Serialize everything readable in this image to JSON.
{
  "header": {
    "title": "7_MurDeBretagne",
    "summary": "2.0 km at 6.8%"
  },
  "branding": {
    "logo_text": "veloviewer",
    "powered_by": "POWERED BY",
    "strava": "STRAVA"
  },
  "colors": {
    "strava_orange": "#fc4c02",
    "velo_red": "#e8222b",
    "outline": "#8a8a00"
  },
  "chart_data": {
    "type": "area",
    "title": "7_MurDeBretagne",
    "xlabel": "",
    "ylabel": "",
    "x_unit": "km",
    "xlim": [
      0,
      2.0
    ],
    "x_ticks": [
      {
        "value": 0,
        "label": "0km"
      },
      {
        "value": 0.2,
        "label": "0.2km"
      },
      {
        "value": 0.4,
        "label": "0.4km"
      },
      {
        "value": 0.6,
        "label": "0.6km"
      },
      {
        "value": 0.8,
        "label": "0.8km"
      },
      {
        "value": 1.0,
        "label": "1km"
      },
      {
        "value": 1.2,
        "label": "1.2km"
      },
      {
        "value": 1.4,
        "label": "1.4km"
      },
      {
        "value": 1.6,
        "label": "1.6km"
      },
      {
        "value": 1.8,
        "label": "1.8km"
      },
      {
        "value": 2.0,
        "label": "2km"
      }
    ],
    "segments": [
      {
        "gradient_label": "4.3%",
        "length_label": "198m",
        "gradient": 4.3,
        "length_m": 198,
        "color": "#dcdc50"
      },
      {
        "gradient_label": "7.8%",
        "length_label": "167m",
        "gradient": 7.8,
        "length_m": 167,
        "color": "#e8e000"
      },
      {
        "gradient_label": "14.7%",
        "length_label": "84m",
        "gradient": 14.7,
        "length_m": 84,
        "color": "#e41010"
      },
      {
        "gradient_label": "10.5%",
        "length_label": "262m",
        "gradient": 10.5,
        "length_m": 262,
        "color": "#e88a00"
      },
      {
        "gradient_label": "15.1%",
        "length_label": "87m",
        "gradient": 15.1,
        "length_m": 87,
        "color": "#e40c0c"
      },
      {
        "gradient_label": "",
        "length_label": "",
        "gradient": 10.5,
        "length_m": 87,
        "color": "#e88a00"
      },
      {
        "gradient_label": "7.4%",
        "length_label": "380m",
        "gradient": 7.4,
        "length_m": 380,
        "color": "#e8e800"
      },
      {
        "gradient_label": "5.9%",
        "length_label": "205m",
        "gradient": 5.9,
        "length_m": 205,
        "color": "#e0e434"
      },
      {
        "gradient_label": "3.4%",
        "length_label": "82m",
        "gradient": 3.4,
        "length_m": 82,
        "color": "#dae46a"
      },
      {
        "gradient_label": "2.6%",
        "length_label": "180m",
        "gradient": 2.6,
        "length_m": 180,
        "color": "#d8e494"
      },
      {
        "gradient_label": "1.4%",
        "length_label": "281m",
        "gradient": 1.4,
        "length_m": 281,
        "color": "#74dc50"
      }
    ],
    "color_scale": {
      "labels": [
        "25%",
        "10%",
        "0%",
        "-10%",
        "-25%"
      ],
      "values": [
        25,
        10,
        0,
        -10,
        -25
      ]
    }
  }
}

### Problem to solve:
Transcribe all of the material exactly. Omit nothing.

### The solution:
Serialize everything readable in this image to JSON.
{
  "header": {
    "title": "7_MurDeBretagne",
    "summary": "2.0 km at 6.8%"
  },
  "branding": {
    "logo_text": "veloviewer",
    "powered_by": "POWERED BY",
    "strava": "STRAVA"
  },
  "colors": {
    "strava_orange": "#fc4c02",
    "velo_red": "#e8222b",
    "outline": "#8a8a00"
  },
  "chart_data": {
    "type": "area",
    "title": "7_MurDeBretagne",
    "xlabel": "",
    "ylabel": "",
    "x_unit": "km",
    "xlim": [
      0,
      2.0
    ],
    "x_ticks": [
      {
        "value": 0,
        "label": "0km"
      },
      {
        "value": 0.2,
        "label": "0.2km"
      },
      {
        "value": 0.4,
        "label": "0.4km"
      },
      {
        "value": 0.6,
        "label": "0.6km"
      },
      {
        "value": 0.8,
        "label": "0.8km"
      },
      {
        "value": 1.0,
        "label": "1km"
      },
      {
        "value": 1.2,
        "label": "1.2km"
      },
      {
        "value": 1.4,
        "label": "1.4km"
      },
      {
        "value": 1.6,
        "label": "1.6km"
      },
      {
        "value": 1.8,
        "label": "1.8km"
      },
      {
        "value": 2.0,
        "label": "2km"
      }
    ],
    "segments": [
      {
        "gradient_label": "4.3%",
        "length_label": "198m",
        "gradient": 4.3,
        "length_m": 198,
        "color": "#dcdc50"
      },
      {
        "gradient_label": "7.8%",
        "length_label": "167m",
        "gradient": 7.8,
        "length_m": 167,
        "color": "#e8e000"
      },
      {
        "gradient_label": "14.7%",
        "length_label": "84m",
        "gradient": 14.7,
        "length_m": 84,
        "color": "#e41010"
      },
      {
        "gradient_label": "10.5%",
        "length_label": "262m",
        "gradient": 10.5,
        "length_m": 262,
        "color": "#e88a00"
      },
      {
        "gradient_label": "15.1%",
        "length_label": "87m",
        "gradient": 15.1,
        "length_m": 87,
        "color": "#e40c0c"
      },
      {
        "gradient_label": "",
        "length_label": "",
        "gradient": 10.5,
        "length_m": 87,
        "color": "#e88a00"
      },
      {
        "gradient_label": "7.4%",
        "length_label": "380m",
        "gradient": 7.4,
        "length_m": 380,
        "color": "#e8e800"
      },
      {
        "gradient_label": "5.9%",
        "length_label": "205m",
        "gradient": 5.9,
        "length_m": 205,
        "color": "#e0e434"
      },
      {
        "gradient_label": "3.4%",
        "length_label": "82m",
        "gradient": 3.4,
        "length_m": 82,
        "color": "#dae46a"
      },
      {
        "gradient_label": "2.6%",
        "length_label": "180m",
        "gradient": 2.6,
        "length_m": 180,
        "color": "#d8e494"
      },
      {
        "gradient_label": "1.4%",
        "length_label": "281m",
        "gradient": 1.4,
        "length_m": 281,
        "color": "#74dc50"
      }
    ],
    "color_scale": {
      "labels": [
        "25%",
        "10%",
        "0%",
        "-10%",
        "-25%"
      ],
      "values": [
        25,
        10,
        0,
        -10,
        -25
      ]
    }
  }
}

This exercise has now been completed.